→ **PROBLEM DESCRIPTION**
Could you copy every line from the material below in which "Rzeczywisty" appears?

→ **Stored items**
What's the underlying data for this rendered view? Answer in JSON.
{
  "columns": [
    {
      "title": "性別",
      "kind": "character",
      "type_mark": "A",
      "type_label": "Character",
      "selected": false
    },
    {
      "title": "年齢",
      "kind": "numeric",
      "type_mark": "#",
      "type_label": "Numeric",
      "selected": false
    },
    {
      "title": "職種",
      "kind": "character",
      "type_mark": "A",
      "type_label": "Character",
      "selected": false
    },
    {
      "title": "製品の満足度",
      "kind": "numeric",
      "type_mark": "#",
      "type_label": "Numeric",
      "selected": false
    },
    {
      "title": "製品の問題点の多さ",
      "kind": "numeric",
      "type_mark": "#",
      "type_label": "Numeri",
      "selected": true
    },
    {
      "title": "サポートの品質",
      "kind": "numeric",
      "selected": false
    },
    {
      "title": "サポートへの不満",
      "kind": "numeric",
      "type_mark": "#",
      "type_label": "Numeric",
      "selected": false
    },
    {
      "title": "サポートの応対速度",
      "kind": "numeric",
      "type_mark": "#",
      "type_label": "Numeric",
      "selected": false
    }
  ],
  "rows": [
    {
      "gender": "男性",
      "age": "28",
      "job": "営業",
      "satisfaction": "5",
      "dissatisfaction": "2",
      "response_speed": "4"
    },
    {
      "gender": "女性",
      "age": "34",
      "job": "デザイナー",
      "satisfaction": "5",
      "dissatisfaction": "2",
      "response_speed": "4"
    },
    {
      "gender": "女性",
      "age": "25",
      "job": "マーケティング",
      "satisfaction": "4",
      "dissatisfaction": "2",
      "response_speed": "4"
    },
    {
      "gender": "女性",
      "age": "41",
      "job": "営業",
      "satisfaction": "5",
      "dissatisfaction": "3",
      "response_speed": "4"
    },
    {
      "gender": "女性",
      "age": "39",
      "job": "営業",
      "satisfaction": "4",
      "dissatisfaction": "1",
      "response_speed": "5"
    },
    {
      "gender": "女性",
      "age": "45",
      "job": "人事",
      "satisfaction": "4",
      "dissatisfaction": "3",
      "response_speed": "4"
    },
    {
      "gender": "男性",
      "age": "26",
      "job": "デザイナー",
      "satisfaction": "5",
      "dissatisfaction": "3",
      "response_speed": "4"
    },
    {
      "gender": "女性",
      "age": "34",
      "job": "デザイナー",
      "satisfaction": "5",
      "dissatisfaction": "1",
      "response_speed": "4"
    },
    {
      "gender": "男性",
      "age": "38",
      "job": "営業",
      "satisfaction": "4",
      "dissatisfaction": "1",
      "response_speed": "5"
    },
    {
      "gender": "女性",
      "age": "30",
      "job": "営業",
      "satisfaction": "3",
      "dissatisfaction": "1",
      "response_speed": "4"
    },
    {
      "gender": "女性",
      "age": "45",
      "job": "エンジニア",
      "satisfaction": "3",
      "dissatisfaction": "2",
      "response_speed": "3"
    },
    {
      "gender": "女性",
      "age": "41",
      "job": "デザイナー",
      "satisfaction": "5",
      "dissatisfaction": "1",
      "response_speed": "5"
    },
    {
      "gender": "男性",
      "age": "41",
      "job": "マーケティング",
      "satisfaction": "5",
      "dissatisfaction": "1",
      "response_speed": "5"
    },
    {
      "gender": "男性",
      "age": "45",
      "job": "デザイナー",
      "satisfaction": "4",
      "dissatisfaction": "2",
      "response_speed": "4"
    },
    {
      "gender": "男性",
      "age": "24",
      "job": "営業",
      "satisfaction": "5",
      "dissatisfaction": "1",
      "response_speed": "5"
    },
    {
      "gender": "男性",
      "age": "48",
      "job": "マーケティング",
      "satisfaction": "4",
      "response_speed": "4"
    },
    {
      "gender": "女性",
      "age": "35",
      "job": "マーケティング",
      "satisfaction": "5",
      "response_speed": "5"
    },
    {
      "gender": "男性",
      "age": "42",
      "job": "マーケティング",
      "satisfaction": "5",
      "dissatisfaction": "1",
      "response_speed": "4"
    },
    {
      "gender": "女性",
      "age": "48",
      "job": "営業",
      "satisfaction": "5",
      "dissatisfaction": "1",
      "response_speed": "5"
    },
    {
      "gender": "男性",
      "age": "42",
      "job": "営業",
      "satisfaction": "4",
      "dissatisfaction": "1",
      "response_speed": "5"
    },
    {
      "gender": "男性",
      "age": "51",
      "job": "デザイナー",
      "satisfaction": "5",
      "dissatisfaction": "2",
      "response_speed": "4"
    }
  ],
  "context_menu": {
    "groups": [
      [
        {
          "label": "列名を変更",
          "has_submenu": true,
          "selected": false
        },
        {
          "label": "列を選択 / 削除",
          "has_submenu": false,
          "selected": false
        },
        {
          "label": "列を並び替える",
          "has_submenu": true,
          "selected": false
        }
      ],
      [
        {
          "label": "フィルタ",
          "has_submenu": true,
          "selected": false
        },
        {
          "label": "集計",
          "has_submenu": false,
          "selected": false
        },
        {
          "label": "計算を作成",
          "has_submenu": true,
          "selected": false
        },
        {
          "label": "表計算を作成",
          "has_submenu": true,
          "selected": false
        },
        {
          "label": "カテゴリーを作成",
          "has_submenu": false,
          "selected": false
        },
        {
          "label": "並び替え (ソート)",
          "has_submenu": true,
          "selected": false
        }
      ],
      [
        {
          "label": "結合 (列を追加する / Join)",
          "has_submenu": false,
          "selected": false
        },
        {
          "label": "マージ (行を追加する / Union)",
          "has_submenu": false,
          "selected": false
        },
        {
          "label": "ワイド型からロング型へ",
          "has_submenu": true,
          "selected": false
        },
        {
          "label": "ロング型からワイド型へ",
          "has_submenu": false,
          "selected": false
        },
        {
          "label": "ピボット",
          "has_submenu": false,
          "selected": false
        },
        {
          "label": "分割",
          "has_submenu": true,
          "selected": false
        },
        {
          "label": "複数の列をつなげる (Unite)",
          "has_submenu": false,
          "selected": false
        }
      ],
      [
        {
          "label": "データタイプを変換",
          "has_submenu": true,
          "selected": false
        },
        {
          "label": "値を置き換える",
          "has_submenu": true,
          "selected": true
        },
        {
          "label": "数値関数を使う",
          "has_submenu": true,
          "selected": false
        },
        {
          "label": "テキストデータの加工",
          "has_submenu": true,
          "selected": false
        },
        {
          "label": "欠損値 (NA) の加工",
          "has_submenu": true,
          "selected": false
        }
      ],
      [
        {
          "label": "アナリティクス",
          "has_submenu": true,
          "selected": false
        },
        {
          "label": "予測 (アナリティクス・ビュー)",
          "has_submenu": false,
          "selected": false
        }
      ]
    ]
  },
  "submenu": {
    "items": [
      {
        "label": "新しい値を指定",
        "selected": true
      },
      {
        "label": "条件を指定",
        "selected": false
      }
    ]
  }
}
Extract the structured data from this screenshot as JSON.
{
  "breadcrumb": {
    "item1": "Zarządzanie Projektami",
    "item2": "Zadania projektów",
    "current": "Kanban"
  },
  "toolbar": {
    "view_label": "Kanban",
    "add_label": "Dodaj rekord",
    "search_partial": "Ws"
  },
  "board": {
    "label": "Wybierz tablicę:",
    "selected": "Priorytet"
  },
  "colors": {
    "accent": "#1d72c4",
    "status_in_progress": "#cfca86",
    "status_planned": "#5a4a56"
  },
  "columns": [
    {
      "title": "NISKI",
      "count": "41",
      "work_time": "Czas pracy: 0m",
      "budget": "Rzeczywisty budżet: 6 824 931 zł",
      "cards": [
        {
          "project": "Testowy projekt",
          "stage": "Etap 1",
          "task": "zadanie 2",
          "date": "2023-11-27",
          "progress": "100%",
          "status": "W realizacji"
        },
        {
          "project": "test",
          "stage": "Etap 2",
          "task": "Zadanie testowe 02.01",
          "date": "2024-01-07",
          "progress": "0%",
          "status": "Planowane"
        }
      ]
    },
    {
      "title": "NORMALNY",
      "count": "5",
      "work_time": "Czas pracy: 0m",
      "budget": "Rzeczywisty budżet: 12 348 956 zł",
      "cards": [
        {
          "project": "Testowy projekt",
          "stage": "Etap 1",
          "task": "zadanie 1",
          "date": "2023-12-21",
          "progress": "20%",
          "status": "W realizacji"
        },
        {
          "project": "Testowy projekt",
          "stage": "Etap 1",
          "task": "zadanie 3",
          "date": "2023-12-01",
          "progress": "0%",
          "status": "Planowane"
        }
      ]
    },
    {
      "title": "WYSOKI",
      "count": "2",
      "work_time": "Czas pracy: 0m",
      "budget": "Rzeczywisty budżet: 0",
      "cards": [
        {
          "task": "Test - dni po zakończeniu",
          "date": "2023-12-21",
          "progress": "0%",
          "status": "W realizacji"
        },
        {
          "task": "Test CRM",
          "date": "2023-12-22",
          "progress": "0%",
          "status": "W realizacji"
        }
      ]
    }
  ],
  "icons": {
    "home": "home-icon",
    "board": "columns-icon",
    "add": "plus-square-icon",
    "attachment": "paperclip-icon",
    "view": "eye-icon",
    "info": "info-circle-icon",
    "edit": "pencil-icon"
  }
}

→ **FINAL RESULT**
      "budget": "Rzeczywisty budżet: 6 824 931 zł",
      "budget": "Rzeczywisty budżet: 12 348 956 zł",
      "budget": "Rzeczywisty budżet: 0",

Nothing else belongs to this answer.